### What this task involves
With the images removed, repeat the data below exactly.

[Begin Material for this task]

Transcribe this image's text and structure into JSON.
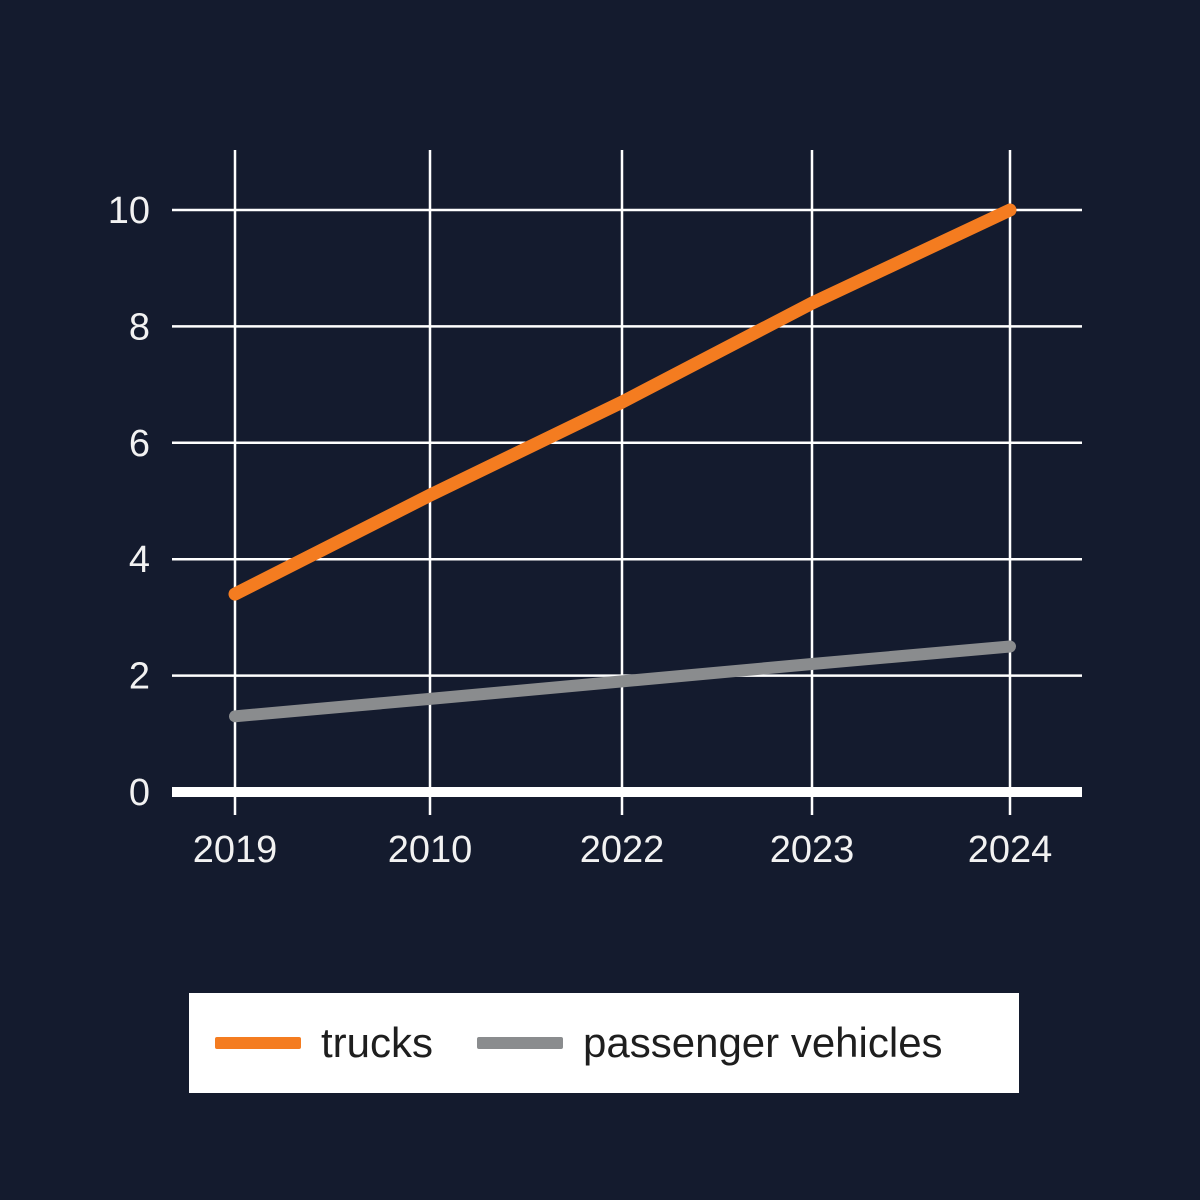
{
  "chart_data": {
    "type": "line",
    "title": "",
    "xlabel": "",
    "ylabel": "",
    "categories": [
      "2019",
      "2010",
      "2022",
      "2023",
      "2024"
    ],
    "yticks": [
      "0",
      "2",
      "4",
      "6",
      "8",
      "10"
    ],
    "ylim": [
      0,
      10
    ],
    "grid": true,
    "legend_position": "bottom-center",
    "background_color": "#141b2e",
    "series": [
      {
        "name": "trucks",
        "color": "#f47c20",
        "values": [
          3.4,
          5.1,
          6.7,
          8.4,
          10.0
        ]
      },
      {
        "name": "passenger vehicles",
        "color": "#8a8c8e",
        "values": [
          1.3,
          1.6,
          1.9,
          2.2,
          2.5
        ]
      }
    ]
  }
}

[End Material for this task]

### Solution for this task
Transcribe this image's text and structure into JSON.
{
  "chart_data": {
    "type": "line",
    "title": "",
    "xlabel": "",
    "ylabel": "",
    "categories": [
      "2019",
      "2010",
      "2022",
      "2023",
      "2024"
    ],
    "yticks": [
      "0",
      "2",
      "4",
      "6",
      "8",
      "10"
    ],
    "ylim": [
      0,
      10
    ],
    "grid": true,
    "legend_position": "bottom-center",
    "background_color": "#141b2e",
    "series": [
      {
        "name": "trucks",
        "color": "#f47c20",
        "values": [
          3.4,
          5.1,
          6.7,
          8.4,
          10.0
        ]
      },
      {
        "name": "passenger vehicles",
        "color": "#8a8c8e",
        "values": [
          1.3,
          1.6,
          1.9,
          2.2,
          2.5
        ]
      }
    ]
  }
}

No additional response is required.